> **Prompt**
Which button devices does the log quoted in the suspend-to-disk thread show being frozen?

** Given passage follows **

2007-03-11 18:08 SwSusp to disk doesn't work - Try 2 Thomas Meyer
@ 2007-03-11 18:26 ` Rafael J. Wysocki
2007-03-11 18:37 ` Thomas Meyer
2007-03-11 19:04 ` Milan Broz
0 siblings, 2 replies; 19+ messages in thread
From: Rafael J. Wysocki @ 2007-03-11 18:26 UTC (permalink / raw)
To: Thomas Meyer; +Cc: linux-kernel, Pavel Machek
On Sunday, 11 March 2007 19:08, Thomas Meyer wrote:
> Suspend to disk doesn't work on my laptop.
>
> The suspend seems to hang while enabling the non-boot cpus again.
>
> with platform = "test" and state = "disk" i get this:
> "
> [cut]
> acpi device:02: freeze
> video video:00: freeze
> acpi device:01: freeze
> acpi PNP0C02:00: freeze
> pci_root PNP0A08:00: freeze
> button PNP0C0E:00: freeze
> button PNP0C0C:00: freeze
> acpi APP0002:00: freeze
> button PNP0C0D:00: freeze
> ac ACPI0003:00: freeze
> acpi device:00: freeze
> processor ACPI0007:01: freeze
> processor ACPI0007:00: freeze
> button button_power:00: freeze
> acpi acpi_system:00: freeze
> Disabling non-boot CPUs ...
> CPU 1 is now offline
> SMP alternatives: switching to UP code
> PM: Removing info for No Bus:cpu1
> PM: Removing info for No Bus:msr1
> CPU1 is down
> swsusp debug: Waiting for 5 seconds.
> Enabling non-boot CPUs ...
>
> ----> Here the process hangs. But a fortunate coincidence showed me that
> an acpi event continues the process (pressing the power off button a few
> times... (2x - 4x) ).
Hm, interesting.

** End of Given passage **
** Record set follows **

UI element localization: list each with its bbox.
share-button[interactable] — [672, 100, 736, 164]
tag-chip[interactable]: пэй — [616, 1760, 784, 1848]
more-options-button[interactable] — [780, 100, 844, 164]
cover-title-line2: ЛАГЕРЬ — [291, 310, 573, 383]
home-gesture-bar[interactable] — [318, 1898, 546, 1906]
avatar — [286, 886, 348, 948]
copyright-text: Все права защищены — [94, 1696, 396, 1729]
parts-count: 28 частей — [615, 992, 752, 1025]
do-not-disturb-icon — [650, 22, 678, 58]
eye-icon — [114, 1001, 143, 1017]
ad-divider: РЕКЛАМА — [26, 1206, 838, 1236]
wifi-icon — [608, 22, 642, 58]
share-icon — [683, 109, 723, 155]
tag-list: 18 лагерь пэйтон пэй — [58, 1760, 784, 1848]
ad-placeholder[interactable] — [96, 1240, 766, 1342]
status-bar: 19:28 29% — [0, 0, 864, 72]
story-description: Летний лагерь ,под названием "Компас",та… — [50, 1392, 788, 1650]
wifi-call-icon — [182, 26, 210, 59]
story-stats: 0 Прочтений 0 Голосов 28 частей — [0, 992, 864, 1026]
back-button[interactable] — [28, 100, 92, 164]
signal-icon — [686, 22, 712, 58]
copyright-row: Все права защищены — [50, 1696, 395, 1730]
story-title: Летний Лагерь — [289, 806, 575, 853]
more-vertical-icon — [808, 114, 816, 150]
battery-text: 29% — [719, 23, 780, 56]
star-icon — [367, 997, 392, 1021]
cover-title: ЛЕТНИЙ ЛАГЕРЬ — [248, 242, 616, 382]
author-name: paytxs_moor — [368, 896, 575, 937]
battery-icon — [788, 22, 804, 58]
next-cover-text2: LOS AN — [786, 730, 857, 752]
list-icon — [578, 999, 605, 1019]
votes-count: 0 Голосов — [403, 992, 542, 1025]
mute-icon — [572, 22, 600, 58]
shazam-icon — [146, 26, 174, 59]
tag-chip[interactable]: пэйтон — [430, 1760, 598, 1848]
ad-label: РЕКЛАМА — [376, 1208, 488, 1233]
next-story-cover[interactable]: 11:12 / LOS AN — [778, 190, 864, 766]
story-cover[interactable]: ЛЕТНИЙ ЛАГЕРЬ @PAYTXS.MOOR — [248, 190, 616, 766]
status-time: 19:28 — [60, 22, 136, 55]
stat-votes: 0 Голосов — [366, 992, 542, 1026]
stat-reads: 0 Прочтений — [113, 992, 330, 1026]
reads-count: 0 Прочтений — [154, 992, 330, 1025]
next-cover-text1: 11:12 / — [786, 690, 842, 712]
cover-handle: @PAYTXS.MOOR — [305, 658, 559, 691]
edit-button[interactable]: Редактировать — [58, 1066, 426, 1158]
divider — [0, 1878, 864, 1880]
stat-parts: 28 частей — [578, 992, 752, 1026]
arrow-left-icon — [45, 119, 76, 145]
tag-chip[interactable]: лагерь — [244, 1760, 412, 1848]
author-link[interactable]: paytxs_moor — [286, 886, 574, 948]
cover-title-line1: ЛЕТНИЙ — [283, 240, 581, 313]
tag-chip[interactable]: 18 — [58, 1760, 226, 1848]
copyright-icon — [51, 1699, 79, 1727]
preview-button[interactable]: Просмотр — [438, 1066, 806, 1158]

** End of Record set **

> **Exercise answer**
- PNP0C0E:00
- PNP0C0C:00
- PNP0C0D:00
- button_power:00